Your goal:
In the copy, include every entry exactly but none of the pictures.

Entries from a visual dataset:
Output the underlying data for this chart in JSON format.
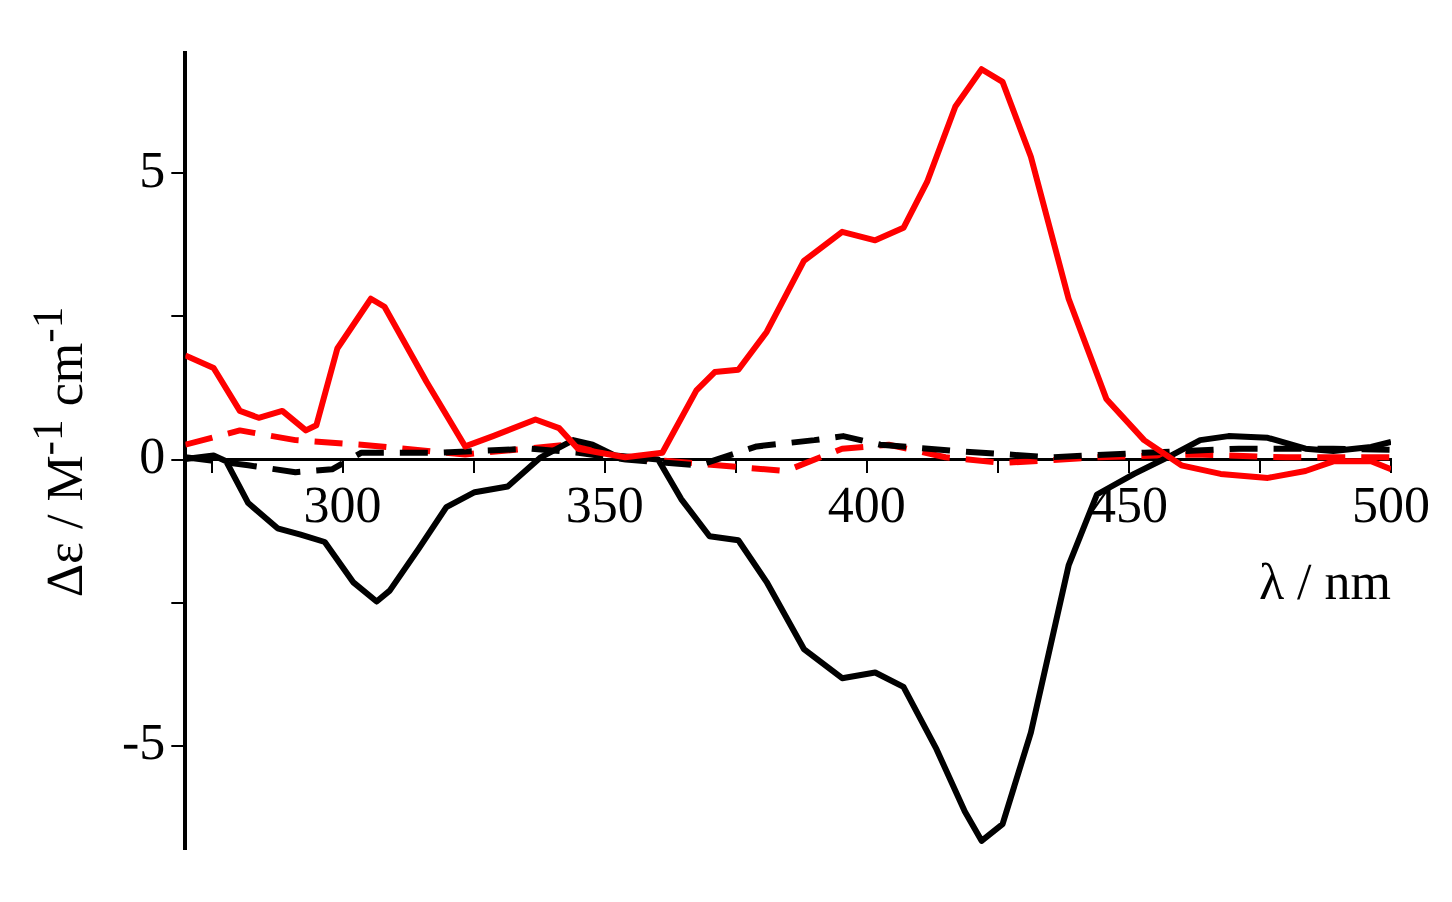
{
  "chart_data": {
    "type": "line",
    "xlabel": "λ / nm",
    "ylabel": "Δε / M$^{-1}$ cm$^{-1}$",
    "xlim": [
      270,
      500
    ],
    "xticks": [
      {
        "value": 275,
        "label": null
      },
      300,
      {
        "value": 325,
        "label": null
      },
      350,
      {
        "value": 375,
        "label": null
      },
      400,
      {
        "value": 425,
        "label": null
      },
      450,
      {
        "value": 475,
        "label": null
      },
      500
    ],
    "ylim": [
      -6.8,
      7.1
    ],
    "yticks": [
      -5,
      {
        "value": -2.5,
        "label": null
      },
      0,
      {
        "value": 2.5,
        "label": null
      },
      5
    ],
    "marker": "none",
    "legend": false,
    "series": [
      {
        "color": "#ff0000",
        "line_style": "solid",
        "x": [
          270,
          275.4,
          280.4,
          284,
          288.5,
          293,
          295,
          299,
          305.4,
          308,
          316,
          323.4,
          328.7,
          336.8,
          341.3,
          344.9,
          353.9,
          361,
          367.5,
          371,
          375.5,
          380.9,
          388,
          395.3,
          401.6,
          407,
          411.5,
          416.9,
          421.9,
          425.9,
          431.3,
          438.5,
          445.7,
          452.9,
          460,
          467.5,
          476.5,
          483.7,
          489,
          496.2,
          500
        ],
        "values": [
          1.82,
          1.6,
          0.85,
          0.73,
          0.85,
          0.51,
          0.6,
          1.94,
          2.81,
          2.67,
          1.36,
          0.23,
          0.41,
          0.7,
          0.55,
          0.19,
          0.04,
          0.12,
          1.21,
          1.53,
          1.57,
          2.23,
          3.47,
          3.98,
          3.83,
          4.05,
          4.85,
          6.17,
          6.82,
          6.6,
          5.29,
          2.81,
          1.06,
          0.34,
          -0.1,
          -0.25,
          -0.32,
          -0.2,
          -0.03,
          -0.03,
          -0.17
        ]
      },
      {
        "color": "#000000",
        "line_style": "solid",
        "x": [
          270,
          275.4,
          277.8,
          282,
          287.6,
          292,
          296.6,
          302,
          306.5,
          309,
          314.5,
          319.8,
          325.2,
          331.5,
          337.8,
          344,
          347.7,
          352,
          360.2,
          364.6,
          370,
          375.5,
          380.9,
          388,
          395.3,
          401.6,
          407,
          413.3,
          418.7,
          421.9,
          425.9,
          431.3,
          438.5,
          443.9,
          451,
          457.4,
          463.6,
          469,
          476.5,
          483.7,
          489,
          496.2,
          500
        ],
        "values": [
          0.01,
          0.07,
          -0.03,
          -0.76,
          -1.2,
          -1.31,
          -1.44,
          -2.14,
          -2.48,
          -2.29,
          -1.56,
          -0.83,
          -0.57,
          -0.47,
          0.04,
          0.34,
          0.26,
          0.07,
          0,
          -0.69,
          -1.34,
          -1.41,
          -2.14,
          -3.31,
          -3.82,
          -3.72,
          -3.97,
          -5.06,
          -6.15,
          -6.66,
          -6.37,
          -4.77,
          -1.85,
          -0.61,
          -0.25,
          0.04,
          0.34,
          0.41,
          0.38,
          0.19,
          0.15,
          0.22,
          0.31
        ]
      },
      {
        "color": "#000000",
        "line_style": "dashed",
        "x": [
          270,
          282,
          291,
          298,
          303.6,
          318,
          336,
          345,
          354,
          368,
          379,
          390,
          395.5,
          402.6,
          417,
          435,
          453,
          471,
          489,
          500
        ],
        "values": [
          0.04,
          -0.1,
          -0.22,
          -0.17,
          0.12,
          0.12,
          0.19,
          0.12,
          0,
          -0.1,
          0.23,
          0.34,
          0.41,
          0.26,
          0.15,
          0.04,
          0.12,
          0.19,
          0.19,
          0.17
        ]
      },
      {
        "color": "#ff0000",
        "line_style": "dashed",
        "x": [
          270,
          280.4,
          291,
          303.6,
          323.4,
          343,
          354,
          362.7,
          375.5,
          384.5,
          395.3,
          404.2,
          415,
          425.9,
          444,
          462,
          480,
          500
        ],
        "values": [
          0.26,
          0.51,
          0.34,
          0.26,
          0.09,
          0.26,
          0.04,
          -0.03,
          -0.13,
          -0.2,
          0.19,
          0.26,
          0.04,
          -0.06,
          0.04,
          0.09,
          0.04,
          0.04
        ]
      }
    ]
  }
}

Result for this exercise:
Output the underlying data for this chart in JSON format.
{
  "chart_data": {
    "type": "line",
    "xlabel": "λ / nm",
    "ylabel": "Δε / M$^{-1}$ cm$^{-1}$",
    "xlim": [
      270,
      500
    ],
    "xticks": [
      {
        "value": 275,
        "label": null
      },
      300,
      {
        "value": 325,
        "label": null
      },
      350,
      {
        "value": 375,
        "label": null
      },
      400,
      {
        "value": 425,
        "label": null
      },
      450,
      {
        "value": 475,
        "label": null
      },
      500
    ],
    "ylim": [
      -6.8,
      7.1
    ],
    "yticks": [
      -5,
      {
        "value": -2.5,
        "label": null
      },
      0,
      {
        "value": 2.5,
        "label": null
      },
      5
    ],
    "marker": "none",
    "legend": false,
    "series": [
      {
        "color": "#ff0000",
        "line_style": "solid",
        "x": [
          270,
          275.4,
          280.4,
          284,
          288.5,
          293,
          295,
          299,
          305.4,
          308,
          316,
          323.4,
          328.7,
          336.8,
          341.3,
          344.9,
          353.9,
          361,
          367.5,
          371,
          375.5,
          380.9,
          388,
          395.3,
          401.6,
          407,
          411.5,
          416.9,
          421.9,
          425.9,
          431.3,
          438.5,
          445.7,
          452.9,
          460,
          467.5,
          476.5,
          483.7,
          489,
          496.2,
          500
        ],
        "values": [
          1.82,
          1.6,
          0.85,
          0.73,
          0.85,
          0.51,
          0.6,
          1.94,
          2.81,
          2.67,
          1.36,
          0.23,
          0.41,
          0.7,
          0.55,
          0.19,
          0.04,
          0.12,
          1.21,
          1.53,
          1.57,
          2.23,
          3.47,
          3.98,
          3.83,
          4.05,
          4.85,
          6.17,
          6.82,
          6.6,
          5.29,
          2.81,
          1.06,
          0.34,
          -0.1,
          -0.25,
          -0.32,
          -0.2,
          -0.03,
          -0.03,
          -0.17
        ]
      },
      {
        "color": "#000000",
        "line_style": "solid",
        "x": [
          270,
          275.4,
          277.8,
          282,
          287.6,
          292,
          296.6,
          302,
          306.5,
          309,
          314.5,
          319.8,
          325.2,
          331.5,
          337.8,
          344,
          347.7,
          352,
          360.2,
          364.6,
          370,
          375.5,
          380.9,
          388,
          395.3,
          401.6,
          407,
          413.3,
          418.7,
          421.9,
          425.9,
          431.3,
          438.5,
          443.9,
          451,
          457.4,
          463.6,
          469,
          476.5,
          483.7,
          489,
          496.2,
          500
        ],
        "values": [
          0.01,
          0.07,
          -0.03,
          -0.76,
          -1.2,
          -1.31,
          -1.44,
          -2.14,
          -2.48,
          -2.29,
          -1.56,
          -0.83,
          -0.57,
          -0.47,
          0.04,
          0.34,
          0.26,
          0.07,
          0,
          -0.69,
          -1.34,
          -1.41,
          -2.14,
          -3.31,
          -3.82,
          -3.72,
          -3.97,
          -5.06,
          -6.15,
          -6.66,
          -6.37,
          -4.77,
          -1.85,
          -0.61,
          -0.25,
          0.04,
          0.34,
          0.41,
          0.38,
          0.19,
          0.15,
          0.22,
          0.31
        ]
      },
      {
        "color": "#000000",
        "line_style": "dashed",
        "x": [
          270,
          282,
          291,
          298,
          303.6,
          318,
          336,
          345,
          354,
          368,
          379,
          390,
          395.5,
          402.6,
          417,
          435,
          453,
          471,
          489,
          500
        ],
        "values": [
          0.04,
          -0.1,
          -0.22,
          -0.17,
          0.12,
          0.12,
          0.19,
          0.12,
          0,
          -0.1,
          0.23,
          0.34,
          0.41,
          0.26,
          0.15,
          0.04,
          0.12,
          0.19,
          0.19,
          0.17
        ]
      },
      {
        "color": "#ff0000",
        "line_style": "dashed",
        "x": [
          270,
          280.4,
          291,
          303.6,
          323.4,
          343,
          354,
          362.7,
          375.5,
          384.5,
          395.3,
          404.2,
          415,
          425.9,
          444,
          462,
          480,
          500
        ],
        "values": [
          0.26,
          0.51,
          0.34,
          0.26,
          0.09,
          0.26,
          0.04,
          -0.03,
          -0.13,
          -0.2,
          0.19,
          0.26,
          0.04,
          -0.06,
          0.04,
          0.09,
          0.04,
          0.04
        ]
      }
    ]
  }
}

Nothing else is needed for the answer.